=== DATA PROVIDED ===
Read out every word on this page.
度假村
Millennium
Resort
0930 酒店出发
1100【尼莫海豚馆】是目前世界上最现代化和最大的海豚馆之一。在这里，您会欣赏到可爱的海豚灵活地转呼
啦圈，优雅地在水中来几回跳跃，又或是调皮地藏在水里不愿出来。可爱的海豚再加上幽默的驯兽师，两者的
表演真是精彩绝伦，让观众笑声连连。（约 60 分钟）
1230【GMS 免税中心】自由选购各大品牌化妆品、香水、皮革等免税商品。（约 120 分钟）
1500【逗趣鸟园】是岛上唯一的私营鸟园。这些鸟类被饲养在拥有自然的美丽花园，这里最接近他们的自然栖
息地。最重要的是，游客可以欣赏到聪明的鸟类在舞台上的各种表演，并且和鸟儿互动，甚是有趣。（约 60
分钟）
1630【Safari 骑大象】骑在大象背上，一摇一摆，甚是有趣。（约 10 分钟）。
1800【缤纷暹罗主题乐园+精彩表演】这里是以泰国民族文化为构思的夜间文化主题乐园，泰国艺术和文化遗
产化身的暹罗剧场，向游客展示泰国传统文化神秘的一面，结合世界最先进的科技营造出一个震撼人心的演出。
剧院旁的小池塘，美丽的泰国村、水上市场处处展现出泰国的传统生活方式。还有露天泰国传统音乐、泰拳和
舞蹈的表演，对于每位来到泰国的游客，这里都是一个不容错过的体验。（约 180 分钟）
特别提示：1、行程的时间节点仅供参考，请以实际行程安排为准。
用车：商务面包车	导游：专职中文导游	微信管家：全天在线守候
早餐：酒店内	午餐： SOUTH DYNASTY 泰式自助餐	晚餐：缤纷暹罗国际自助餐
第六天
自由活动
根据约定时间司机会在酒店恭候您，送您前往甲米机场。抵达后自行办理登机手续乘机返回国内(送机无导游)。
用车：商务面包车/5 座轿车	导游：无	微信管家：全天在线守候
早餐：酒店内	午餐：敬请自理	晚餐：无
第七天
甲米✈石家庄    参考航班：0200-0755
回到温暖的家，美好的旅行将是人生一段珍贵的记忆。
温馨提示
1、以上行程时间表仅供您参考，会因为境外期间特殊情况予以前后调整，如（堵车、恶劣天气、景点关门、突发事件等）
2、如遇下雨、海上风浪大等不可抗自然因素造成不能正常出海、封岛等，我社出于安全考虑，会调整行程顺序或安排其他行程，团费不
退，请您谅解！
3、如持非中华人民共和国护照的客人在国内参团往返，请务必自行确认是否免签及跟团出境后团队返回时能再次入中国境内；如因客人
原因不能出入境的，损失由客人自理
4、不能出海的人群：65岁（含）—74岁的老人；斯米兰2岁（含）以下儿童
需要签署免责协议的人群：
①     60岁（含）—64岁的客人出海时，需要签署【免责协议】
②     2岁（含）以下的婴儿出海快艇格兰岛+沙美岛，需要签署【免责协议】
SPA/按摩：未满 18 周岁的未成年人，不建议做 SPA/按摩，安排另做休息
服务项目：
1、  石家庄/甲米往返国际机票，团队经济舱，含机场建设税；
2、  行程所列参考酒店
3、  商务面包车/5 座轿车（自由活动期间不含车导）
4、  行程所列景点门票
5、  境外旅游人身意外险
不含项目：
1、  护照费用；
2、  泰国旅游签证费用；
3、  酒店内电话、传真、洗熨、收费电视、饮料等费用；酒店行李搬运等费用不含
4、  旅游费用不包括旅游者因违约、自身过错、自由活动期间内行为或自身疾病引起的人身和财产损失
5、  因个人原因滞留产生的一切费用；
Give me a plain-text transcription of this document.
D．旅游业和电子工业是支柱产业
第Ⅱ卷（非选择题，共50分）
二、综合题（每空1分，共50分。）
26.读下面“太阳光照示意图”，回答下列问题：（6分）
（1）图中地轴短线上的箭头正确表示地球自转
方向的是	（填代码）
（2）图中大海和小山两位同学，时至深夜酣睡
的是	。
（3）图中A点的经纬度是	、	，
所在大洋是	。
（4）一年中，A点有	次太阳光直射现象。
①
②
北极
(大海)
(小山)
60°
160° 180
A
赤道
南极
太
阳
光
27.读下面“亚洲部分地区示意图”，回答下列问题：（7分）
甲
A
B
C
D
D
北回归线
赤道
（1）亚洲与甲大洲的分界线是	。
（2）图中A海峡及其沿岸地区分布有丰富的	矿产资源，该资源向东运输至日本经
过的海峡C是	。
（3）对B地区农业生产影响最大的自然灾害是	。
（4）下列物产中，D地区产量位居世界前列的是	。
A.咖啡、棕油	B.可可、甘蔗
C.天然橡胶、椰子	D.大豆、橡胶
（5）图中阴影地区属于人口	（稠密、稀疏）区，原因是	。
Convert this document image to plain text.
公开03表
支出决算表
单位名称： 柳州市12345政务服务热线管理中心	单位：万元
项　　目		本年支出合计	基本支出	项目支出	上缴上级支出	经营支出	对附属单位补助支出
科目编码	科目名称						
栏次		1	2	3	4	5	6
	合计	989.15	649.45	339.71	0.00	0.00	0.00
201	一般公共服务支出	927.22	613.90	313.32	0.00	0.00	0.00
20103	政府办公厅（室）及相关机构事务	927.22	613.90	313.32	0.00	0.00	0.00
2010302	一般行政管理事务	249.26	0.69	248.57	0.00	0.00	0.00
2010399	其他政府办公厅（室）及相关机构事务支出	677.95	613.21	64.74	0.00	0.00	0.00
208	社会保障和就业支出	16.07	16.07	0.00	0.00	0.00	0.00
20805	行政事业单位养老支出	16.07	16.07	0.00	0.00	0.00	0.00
===
▶ [STATED PROBLEM]:
Only a number is expected here: the count of lines in the listing that hold the string "text".

▶ [FINISHED EXERCISE]:
2